● **What the task requires**: Gather up all lines that carry the word "this".

● **Entries shown**:
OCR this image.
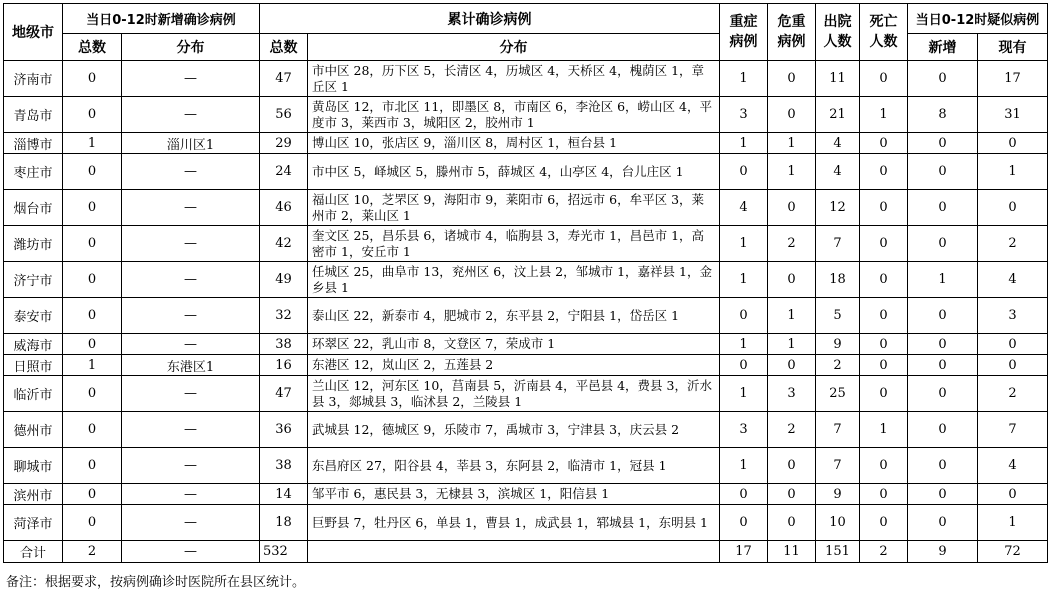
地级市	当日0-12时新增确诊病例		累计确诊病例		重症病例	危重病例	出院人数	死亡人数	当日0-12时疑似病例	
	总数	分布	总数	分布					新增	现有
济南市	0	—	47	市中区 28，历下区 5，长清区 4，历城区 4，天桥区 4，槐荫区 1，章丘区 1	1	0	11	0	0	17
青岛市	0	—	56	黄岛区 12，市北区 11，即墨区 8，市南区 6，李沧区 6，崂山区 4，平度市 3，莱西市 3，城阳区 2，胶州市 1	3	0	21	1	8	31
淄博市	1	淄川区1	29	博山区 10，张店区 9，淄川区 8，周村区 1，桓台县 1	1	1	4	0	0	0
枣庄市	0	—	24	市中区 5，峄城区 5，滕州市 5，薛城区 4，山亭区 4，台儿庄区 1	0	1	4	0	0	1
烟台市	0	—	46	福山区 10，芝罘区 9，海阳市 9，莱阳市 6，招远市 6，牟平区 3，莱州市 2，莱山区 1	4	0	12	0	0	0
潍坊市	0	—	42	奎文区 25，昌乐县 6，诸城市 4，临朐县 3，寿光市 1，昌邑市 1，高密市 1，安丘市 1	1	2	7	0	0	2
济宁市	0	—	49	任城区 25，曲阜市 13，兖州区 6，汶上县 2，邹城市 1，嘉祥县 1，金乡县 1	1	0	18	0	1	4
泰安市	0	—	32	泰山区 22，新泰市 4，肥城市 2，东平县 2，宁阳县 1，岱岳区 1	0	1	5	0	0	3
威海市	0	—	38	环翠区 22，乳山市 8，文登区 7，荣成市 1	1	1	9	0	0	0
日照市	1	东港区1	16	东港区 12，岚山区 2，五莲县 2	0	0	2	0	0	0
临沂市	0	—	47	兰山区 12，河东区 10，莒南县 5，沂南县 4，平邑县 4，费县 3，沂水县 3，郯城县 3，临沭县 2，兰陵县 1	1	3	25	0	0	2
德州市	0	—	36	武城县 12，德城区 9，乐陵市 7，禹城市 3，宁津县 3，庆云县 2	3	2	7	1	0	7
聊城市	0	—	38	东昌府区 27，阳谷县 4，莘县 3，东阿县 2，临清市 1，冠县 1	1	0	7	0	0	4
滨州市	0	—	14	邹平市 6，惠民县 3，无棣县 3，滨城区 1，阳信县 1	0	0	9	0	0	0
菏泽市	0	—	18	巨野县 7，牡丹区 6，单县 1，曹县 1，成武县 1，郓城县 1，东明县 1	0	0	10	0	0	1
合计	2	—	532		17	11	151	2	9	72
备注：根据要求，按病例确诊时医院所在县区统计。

--

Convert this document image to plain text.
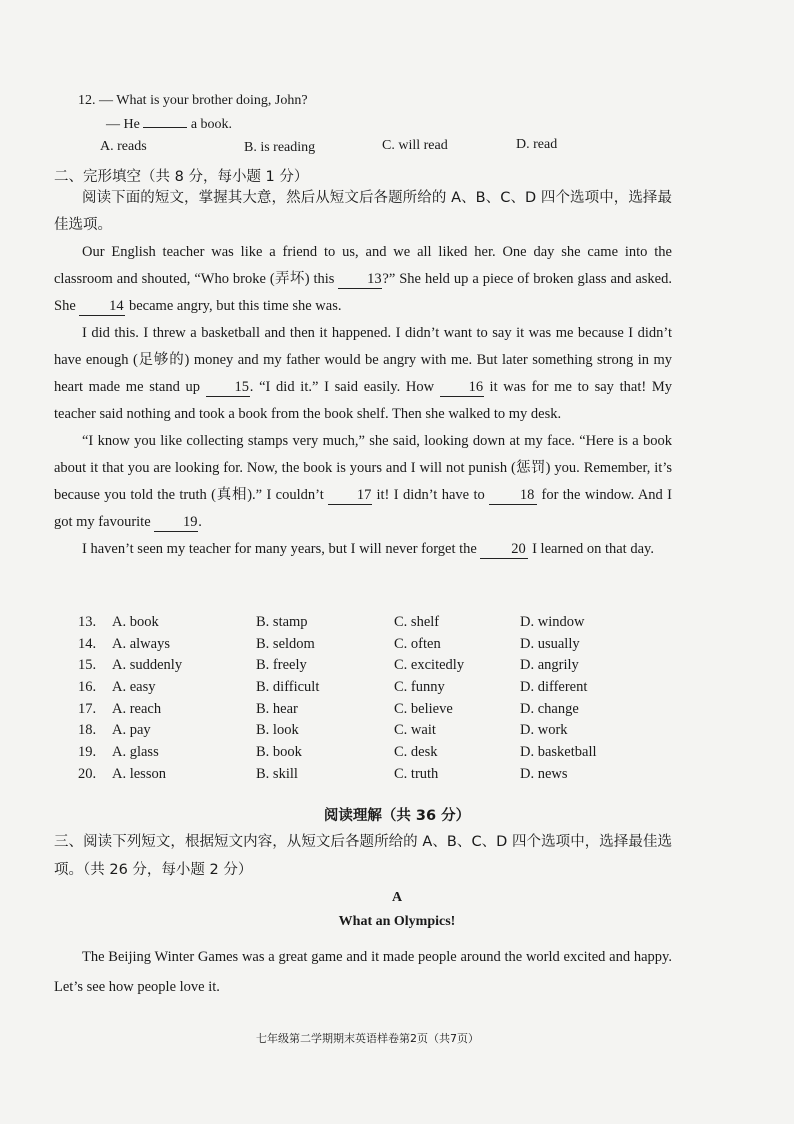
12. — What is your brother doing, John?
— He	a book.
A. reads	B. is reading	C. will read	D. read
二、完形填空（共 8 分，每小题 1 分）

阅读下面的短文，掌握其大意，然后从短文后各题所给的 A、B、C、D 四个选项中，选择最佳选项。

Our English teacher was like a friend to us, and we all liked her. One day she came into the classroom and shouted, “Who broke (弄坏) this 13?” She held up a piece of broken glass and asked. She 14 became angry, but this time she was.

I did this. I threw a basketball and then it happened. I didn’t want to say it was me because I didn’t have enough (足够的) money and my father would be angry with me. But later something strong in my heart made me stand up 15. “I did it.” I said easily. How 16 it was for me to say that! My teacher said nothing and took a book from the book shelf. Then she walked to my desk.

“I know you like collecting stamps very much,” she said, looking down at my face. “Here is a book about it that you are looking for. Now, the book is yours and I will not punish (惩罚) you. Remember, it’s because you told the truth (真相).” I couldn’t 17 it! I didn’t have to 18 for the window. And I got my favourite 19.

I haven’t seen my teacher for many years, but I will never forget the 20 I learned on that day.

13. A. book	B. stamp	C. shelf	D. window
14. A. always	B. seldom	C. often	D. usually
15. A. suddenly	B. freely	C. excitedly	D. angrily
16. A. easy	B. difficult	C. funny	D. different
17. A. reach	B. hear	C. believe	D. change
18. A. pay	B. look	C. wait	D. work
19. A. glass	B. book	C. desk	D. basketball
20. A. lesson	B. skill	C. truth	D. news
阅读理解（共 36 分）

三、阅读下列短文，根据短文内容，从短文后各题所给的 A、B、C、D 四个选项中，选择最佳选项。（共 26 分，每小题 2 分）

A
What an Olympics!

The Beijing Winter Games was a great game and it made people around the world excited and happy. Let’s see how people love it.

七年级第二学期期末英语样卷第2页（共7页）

● **Correct output**:
OCR this image.
Convert this document image to plain text.
Our English teacher was like a friend to us, and we all liked her. One day she came into the classroom and shouted, “Who broke (弄坏) this 13?” She held up a piece of broken glass and asked. She 14 became angry, but this time she was.
I did this. I threw a basketball and then it happened. I didn’t want to say it was me because I didn’t have enough (足够的) money and my father would be angry with me. But later something strong in my heart made me stand up 15. “I did it.” I said easily. How 16 it was for me to say that! My teacher said nothing and took a book from the book shelf. Then she walked to my desk.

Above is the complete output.